### Supplied records
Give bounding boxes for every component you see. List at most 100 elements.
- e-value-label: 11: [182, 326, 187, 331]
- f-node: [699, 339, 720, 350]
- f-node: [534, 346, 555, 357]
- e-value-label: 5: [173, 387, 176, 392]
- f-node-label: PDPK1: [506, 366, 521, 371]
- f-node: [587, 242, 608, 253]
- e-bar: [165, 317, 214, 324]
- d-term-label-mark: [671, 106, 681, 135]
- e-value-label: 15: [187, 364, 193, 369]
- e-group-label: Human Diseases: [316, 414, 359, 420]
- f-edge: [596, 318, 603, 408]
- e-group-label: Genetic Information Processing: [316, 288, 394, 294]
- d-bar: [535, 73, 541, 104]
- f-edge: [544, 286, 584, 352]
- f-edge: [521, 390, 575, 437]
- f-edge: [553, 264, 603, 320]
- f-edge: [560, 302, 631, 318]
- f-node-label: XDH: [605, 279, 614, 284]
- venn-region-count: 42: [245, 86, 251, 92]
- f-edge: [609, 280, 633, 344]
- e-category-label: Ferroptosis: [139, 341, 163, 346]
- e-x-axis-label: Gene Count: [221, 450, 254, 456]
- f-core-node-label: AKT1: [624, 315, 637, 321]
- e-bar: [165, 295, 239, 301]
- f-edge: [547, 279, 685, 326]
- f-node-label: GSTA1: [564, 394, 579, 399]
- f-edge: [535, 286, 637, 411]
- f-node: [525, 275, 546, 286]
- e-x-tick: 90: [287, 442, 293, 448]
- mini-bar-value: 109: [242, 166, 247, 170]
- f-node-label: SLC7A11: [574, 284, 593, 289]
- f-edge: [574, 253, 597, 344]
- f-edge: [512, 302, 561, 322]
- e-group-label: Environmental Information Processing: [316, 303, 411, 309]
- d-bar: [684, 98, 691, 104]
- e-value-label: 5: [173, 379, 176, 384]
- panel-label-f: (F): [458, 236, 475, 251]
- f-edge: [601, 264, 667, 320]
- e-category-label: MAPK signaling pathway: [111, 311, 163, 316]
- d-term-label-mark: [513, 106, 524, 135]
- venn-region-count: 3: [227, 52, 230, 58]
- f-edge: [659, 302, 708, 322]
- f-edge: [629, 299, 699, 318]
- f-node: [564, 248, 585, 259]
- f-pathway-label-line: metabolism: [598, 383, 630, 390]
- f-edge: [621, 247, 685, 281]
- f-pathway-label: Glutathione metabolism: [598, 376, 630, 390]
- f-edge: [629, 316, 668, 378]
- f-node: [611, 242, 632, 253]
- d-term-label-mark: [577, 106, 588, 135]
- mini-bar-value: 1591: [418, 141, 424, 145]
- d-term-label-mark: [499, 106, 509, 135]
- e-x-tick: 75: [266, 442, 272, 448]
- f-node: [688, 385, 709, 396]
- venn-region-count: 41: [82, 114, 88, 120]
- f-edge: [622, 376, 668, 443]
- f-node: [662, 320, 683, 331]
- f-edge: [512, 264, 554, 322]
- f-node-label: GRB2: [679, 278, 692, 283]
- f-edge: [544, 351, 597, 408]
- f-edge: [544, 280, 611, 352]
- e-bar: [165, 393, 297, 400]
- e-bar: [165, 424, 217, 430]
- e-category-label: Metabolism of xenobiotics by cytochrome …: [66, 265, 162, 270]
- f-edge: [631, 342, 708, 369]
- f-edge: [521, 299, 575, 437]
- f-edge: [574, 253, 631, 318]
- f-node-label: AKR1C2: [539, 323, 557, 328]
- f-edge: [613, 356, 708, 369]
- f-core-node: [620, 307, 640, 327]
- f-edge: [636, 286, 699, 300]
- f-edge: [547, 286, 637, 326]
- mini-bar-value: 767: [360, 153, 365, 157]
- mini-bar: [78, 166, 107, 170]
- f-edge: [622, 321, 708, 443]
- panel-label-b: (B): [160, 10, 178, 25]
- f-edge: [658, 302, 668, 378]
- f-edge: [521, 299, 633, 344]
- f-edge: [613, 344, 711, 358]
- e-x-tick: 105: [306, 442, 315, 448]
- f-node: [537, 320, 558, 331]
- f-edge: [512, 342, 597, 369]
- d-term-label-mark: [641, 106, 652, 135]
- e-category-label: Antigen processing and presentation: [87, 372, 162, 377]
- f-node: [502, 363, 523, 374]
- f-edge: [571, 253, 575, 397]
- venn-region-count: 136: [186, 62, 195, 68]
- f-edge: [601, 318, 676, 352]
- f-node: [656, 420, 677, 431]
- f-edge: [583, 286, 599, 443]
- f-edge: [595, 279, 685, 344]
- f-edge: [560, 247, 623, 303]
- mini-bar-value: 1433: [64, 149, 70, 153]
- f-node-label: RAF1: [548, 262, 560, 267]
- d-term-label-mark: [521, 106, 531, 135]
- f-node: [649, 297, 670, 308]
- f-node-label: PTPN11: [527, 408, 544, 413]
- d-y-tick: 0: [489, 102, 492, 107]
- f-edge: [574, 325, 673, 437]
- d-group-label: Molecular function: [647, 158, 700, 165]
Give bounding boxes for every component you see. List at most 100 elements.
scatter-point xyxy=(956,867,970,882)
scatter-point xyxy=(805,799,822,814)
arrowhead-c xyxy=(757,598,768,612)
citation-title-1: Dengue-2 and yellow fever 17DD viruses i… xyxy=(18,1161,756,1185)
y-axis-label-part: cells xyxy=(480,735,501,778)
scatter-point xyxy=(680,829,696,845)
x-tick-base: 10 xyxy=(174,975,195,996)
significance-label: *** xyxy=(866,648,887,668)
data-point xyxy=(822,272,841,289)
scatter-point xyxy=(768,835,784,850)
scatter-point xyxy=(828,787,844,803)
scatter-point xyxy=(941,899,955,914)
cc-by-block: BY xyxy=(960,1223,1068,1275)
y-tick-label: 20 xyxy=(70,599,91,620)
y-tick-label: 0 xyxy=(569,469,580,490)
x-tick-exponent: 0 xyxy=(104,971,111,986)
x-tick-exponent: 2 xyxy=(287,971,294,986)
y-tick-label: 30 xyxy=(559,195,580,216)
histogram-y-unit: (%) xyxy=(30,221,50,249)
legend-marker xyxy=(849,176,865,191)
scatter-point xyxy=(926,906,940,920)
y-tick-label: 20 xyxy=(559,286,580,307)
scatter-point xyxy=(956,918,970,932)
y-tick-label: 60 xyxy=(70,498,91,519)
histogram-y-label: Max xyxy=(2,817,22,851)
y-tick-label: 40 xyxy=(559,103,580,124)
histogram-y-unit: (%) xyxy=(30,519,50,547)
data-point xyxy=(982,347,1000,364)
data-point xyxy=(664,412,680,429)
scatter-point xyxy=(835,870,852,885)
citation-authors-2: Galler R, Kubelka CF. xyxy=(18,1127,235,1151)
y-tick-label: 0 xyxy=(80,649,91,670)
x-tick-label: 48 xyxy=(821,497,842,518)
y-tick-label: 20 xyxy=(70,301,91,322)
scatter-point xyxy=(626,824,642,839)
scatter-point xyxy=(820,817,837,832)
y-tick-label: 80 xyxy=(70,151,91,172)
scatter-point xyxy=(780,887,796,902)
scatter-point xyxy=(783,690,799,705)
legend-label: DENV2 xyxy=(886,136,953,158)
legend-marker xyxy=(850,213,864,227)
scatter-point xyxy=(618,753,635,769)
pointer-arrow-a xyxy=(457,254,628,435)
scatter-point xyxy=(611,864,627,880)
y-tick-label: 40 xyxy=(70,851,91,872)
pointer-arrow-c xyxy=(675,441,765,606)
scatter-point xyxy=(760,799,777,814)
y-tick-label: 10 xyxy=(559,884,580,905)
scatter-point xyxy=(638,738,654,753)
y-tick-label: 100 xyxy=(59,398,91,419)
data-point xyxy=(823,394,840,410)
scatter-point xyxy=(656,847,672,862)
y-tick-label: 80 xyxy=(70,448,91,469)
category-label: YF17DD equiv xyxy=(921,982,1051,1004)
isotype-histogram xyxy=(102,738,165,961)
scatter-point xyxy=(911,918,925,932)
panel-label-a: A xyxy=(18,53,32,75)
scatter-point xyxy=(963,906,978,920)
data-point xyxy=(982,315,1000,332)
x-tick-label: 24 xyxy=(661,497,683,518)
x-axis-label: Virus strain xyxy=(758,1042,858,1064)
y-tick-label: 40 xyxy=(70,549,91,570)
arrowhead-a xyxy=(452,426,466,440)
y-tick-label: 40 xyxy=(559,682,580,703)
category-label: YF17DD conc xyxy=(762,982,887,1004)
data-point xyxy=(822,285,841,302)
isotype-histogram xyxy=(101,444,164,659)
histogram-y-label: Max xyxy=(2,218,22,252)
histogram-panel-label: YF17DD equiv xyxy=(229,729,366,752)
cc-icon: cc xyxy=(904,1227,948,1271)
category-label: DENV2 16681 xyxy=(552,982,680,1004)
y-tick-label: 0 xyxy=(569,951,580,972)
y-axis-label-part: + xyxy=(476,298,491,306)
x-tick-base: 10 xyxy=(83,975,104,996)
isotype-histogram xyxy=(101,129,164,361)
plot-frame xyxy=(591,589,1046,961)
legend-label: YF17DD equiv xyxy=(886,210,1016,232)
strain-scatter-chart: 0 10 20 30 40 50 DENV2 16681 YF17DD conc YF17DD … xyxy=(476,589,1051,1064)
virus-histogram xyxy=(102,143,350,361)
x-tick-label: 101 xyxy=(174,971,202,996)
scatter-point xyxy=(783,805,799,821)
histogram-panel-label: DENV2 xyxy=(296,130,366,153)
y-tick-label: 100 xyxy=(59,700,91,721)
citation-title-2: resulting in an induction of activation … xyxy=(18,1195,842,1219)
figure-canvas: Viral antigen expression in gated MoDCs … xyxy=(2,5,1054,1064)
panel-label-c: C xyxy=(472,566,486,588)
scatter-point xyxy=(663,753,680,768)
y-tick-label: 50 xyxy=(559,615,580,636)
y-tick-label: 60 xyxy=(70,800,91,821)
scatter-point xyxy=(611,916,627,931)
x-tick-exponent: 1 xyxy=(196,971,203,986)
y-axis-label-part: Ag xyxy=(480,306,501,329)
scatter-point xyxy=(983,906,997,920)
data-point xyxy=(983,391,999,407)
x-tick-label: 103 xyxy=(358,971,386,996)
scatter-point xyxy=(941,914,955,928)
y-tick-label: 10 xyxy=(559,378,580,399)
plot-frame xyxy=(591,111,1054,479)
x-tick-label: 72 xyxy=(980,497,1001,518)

### Task item
Please give, as a single number with nothing added, the count of lines in the records that contain the word "equiv".

### Reply to the exercise
3